## What the task asks
Below are the entries; count the lines in them that contain the word "name" and give only the number.

(Data entries for graphics)
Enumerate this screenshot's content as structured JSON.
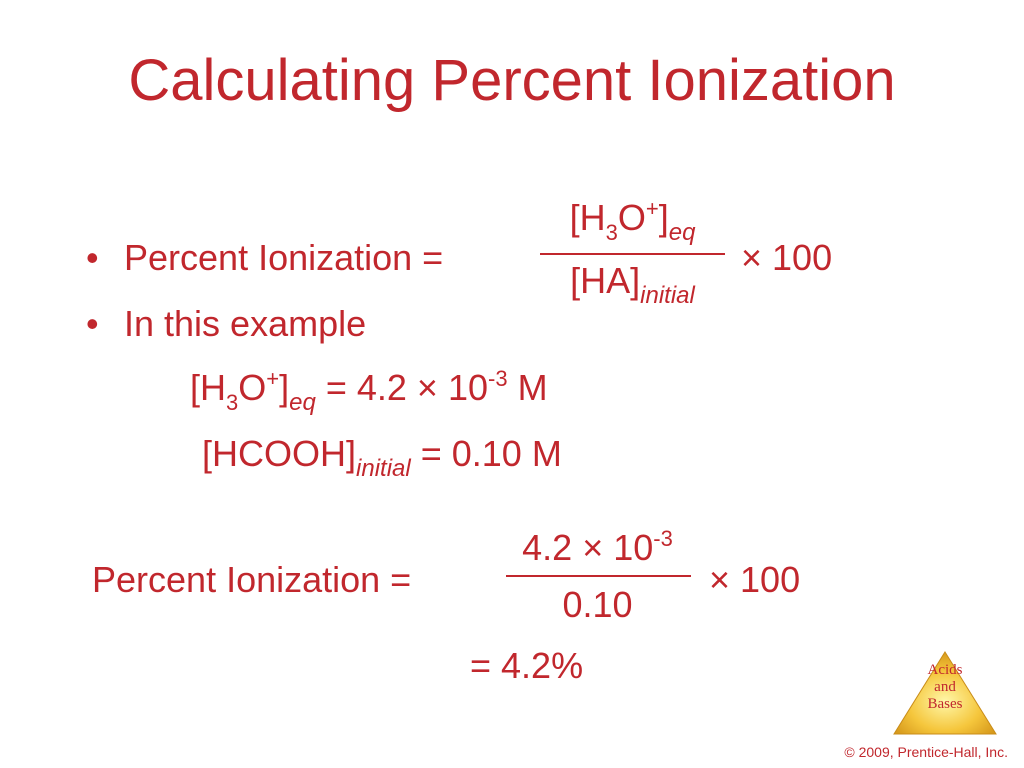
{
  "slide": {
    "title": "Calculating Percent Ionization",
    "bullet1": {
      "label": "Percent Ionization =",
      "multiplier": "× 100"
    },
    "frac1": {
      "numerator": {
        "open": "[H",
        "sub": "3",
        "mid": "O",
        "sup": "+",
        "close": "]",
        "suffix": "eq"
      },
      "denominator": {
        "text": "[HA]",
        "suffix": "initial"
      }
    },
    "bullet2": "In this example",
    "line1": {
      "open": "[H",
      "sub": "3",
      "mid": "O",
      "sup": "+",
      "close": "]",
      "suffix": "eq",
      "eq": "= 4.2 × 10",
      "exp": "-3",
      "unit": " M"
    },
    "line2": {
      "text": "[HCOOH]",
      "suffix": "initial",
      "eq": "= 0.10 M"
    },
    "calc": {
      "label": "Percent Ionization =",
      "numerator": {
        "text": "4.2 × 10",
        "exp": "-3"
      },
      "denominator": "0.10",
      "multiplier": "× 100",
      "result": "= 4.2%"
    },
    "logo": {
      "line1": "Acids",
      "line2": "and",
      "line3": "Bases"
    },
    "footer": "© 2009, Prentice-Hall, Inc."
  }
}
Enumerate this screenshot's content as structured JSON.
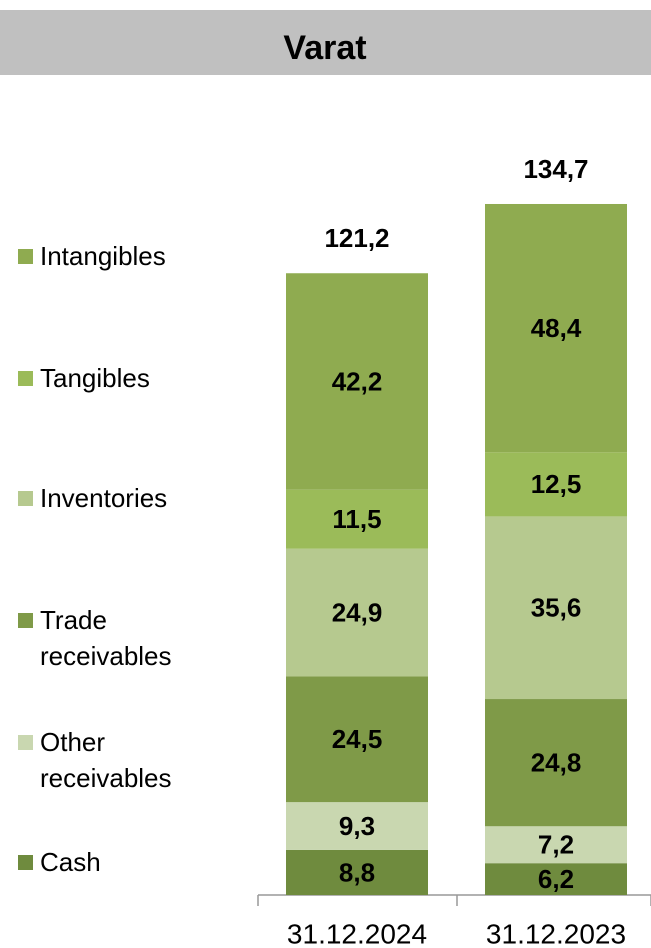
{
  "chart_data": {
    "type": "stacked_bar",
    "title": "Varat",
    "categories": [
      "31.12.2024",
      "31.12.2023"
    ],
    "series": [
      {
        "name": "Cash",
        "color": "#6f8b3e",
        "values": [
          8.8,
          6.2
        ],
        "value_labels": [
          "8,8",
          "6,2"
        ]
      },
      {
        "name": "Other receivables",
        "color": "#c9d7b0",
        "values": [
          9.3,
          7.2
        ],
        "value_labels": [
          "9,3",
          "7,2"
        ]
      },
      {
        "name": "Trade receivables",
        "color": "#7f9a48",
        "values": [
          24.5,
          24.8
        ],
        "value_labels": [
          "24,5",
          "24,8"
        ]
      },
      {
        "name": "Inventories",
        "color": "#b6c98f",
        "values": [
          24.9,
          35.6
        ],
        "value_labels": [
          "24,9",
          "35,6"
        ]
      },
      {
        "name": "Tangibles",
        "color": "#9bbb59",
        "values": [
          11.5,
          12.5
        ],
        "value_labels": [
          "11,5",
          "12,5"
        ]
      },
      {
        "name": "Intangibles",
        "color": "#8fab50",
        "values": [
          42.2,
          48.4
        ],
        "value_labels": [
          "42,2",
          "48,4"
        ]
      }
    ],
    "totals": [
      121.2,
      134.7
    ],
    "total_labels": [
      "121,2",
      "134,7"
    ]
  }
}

## Worked solution
6